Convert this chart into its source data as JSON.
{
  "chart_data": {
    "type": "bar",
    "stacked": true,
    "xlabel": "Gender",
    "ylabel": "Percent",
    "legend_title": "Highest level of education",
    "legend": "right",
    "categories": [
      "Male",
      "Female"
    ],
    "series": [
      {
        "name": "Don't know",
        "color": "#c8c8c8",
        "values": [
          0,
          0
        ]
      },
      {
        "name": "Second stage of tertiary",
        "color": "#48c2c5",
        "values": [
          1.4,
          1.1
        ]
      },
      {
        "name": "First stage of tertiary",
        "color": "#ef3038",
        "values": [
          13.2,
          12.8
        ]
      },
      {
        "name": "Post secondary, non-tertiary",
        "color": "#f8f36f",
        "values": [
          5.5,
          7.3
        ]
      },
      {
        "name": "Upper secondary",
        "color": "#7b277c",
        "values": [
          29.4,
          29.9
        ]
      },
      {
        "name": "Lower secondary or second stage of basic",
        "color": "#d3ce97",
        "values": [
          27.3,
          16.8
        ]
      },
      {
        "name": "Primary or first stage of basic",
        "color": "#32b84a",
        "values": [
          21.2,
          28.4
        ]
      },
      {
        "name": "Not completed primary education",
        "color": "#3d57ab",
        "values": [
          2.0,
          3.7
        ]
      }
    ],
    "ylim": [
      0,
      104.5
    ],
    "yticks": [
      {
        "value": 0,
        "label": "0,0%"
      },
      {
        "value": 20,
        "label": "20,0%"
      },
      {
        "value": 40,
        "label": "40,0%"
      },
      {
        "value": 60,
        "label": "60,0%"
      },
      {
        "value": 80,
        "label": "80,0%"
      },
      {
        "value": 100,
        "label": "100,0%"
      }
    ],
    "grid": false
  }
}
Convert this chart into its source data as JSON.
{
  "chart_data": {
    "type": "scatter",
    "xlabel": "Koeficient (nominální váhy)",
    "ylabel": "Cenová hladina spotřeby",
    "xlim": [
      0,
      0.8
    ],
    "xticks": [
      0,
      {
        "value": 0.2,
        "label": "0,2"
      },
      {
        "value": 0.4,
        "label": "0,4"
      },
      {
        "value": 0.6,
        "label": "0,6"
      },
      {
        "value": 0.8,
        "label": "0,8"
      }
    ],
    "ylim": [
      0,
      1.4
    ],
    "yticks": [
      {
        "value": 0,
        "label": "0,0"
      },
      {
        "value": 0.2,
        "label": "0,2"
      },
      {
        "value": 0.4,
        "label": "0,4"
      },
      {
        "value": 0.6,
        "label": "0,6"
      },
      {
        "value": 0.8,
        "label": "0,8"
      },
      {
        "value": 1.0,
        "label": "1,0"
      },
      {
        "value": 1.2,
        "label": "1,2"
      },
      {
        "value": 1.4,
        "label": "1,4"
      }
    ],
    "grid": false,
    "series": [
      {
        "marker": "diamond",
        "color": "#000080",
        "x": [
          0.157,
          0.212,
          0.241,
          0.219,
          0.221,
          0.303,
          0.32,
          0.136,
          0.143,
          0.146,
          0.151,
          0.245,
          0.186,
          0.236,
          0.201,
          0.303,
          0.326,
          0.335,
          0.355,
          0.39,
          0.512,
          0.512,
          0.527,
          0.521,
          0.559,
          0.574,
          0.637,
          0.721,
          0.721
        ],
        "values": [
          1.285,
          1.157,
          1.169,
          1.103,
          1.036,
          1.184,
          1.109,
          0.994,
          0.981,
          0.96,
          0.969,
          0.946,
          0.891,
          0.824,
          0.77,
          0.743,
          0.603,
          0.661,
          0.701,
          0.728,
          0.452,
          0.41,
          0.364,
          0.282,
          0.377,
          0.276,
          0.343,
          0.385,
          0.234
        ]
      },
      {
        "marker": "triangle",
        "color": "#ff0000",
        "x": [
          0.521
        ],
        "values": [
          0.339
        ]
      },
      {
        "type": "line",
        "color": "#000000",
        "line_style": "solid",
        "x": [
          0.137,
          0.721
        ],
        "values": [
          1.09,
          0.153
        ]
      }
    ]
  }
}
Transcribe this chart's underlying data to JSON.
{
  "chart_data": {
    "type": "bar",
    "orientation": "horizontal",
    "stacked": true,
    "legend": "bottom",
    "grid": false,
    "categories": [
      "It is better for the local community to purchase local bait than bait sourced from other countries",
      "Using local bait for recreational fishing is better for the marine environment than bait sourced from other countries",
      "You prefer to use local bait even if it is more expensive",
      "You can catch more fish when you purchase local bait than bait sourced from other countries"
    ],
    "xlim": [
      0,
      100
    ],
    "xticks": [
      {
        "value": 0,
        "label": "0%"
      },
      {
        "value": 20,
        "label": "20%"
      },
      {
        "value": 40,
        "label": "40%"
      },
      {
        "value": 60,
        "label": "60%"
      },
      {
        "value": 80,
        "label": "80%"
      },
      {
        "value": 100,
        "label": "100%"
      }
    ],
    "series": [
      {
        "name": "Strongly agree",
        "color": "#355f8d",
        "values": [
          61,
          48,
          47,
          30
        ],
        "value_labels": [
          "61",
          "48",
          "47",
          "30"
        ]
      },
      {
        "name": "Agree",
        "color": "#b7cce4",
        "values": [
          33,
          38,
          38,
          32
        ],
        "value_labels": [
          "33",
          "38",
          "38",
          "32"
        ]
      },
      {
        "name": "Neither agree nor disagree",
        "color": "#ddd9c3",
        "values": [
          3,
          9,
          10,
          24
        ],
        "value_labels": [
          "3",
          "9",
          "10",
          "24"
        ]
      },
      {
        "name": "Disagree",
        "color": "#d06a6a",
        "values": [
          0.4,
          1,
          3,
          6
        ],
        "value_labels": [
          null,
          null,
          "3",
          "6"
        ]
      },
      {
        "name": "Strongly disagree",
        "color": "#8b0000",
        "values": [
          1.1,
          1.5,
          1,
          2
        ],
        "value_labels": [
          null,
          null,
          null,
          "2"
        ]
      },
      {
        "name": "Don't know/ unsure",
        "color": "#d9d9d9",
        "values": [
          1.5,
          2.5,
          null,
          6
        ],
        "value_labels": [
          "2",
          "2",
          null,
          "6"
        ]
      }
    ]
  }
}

== Given request ==
From the entries above, copy each line holding "secondary".

== Finished exercise ==
        "name": "Post secondary, non-tertiary",
        "name": "Upper secondary",
        "name": "Lower secondary or second stage of basic",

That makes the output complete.